**DO THIS**
Locate and copy all lines bearing the word "April".

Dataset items
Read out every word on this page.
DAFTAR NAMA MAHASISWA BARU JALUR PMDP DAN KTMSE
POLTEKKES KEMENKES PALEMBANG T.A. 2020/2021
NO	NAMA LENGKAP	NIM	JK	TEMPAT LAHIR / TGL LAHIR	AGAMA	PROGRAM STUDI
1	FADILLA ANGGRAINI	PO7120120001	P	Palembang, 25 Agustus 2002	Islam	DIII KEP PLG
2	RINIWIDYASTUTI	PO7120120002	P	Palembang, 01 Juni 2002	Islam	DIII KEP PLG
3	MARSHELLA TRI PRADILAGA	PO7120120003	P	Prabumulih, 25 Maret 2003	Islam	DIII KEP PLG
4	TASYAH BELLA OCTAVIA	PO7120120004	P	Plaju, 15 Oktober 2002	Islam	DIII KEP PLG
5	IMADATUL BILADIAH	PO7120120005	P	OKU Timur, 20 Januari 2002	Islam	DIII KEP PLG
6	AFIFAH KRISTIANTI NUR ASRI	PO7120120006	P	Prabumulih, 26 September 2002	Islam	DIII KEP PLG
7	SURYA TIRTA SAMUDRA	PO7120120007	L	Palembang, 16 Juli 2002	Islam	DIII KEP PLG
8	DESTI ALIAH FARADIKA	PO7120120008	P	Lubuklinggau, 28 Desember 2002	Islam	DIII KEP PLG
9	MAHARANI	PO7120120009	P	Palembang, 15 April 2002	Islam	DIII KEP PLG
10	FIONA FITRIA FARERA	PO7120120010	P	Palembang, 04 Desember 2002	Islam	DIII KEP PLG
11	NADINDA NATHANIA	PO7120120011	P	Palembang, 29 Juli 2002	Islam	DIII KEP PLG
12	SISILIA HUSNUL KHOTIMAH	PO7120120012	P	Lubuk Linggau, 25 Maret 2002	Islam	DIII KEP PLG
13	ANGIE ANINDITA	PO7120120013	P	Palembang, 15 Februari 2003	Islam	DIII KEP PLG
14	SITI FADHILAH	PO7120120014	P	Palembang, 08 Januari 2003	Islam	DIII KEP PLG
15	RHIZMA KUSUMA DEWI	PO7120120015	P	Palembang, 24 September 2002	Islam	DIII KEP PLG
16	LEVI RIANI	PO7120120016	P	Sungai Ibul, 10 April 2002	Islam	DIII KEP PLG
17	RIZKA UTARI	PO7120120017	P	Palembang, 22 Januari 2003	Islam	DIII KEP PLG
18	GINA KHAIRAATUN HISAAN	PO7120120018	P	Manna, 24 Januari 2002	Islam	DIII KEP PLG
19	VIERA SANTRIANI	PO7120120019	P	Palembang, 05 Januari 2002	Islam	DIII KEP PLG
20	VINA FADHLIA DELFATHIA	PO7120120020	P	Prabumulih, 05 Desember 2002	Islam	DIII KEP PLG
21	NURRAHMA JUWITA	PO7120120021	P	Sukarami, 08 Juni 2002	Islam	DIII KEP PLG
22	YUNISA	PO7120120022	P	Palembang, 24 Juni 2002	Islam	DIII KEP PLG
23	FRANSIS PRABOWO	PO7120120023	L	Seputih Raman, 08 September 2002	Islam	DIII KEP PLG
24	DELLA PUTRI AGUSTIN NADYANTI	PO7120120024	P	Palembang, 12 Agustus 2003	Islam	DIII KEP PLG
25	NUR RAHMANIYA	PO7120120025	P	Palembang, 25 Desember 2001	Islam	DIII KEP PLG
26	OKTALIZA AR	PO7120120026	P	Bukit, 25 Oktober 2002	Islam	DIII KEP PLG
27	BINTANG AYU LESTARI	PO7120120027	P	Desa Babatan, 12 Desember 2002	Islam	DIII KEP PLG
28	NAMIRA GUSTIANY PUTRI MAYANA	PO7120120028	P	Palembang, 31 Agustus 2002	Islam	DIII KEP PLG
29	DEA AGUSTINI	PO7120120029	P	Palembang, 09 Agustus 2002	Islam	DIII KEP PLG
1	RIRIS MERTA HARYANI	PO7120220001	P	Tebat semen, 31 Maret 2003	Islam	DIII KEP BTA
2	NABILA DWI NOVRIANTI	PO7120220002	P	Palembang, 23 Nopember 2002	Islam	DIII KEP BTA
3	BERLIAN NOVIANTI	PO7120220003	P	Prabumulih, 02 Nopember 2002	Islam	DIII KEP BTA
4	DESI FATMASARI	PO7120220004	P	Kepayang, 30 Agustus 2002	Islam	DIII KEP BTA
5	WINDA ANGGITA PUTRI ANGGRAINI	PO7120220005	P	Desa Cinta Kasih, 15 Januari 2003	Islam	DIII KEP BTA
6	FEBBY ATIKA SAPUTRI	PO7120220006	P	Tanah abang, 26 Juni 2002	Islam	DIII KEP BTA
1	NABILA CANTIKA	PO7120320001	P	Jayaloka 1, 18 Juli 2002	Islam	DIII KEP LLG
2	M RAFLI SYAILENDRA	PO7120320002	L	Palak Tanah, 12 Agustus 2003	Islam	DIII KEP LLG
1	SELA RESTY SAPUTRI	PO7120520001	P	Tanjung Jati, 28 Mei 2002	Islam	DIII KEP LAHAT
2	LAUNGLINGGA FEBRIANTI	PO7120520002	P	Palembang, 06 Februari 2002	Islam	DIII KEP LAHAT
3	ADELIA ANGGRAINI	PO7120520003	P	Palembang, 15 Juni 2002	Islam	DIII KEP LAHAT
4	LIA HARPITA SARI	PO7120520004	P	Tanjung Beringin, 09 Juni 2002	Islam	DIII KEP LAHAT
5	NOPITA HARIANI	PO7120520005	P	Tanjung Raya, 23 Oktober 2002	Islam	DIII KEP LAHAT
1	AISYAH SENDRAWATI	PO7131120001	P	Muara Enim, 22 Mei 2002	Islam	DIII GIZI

**SOLUTION**
9	MAHARANI	PO7120120009	P	Palembang, 15 April 2002	Islam	DIII KEP PLG
16	LEVI RIANI	PO7120120016	P	Sungai Ibul, 10 April 2002	Islam	DIII KEP PLG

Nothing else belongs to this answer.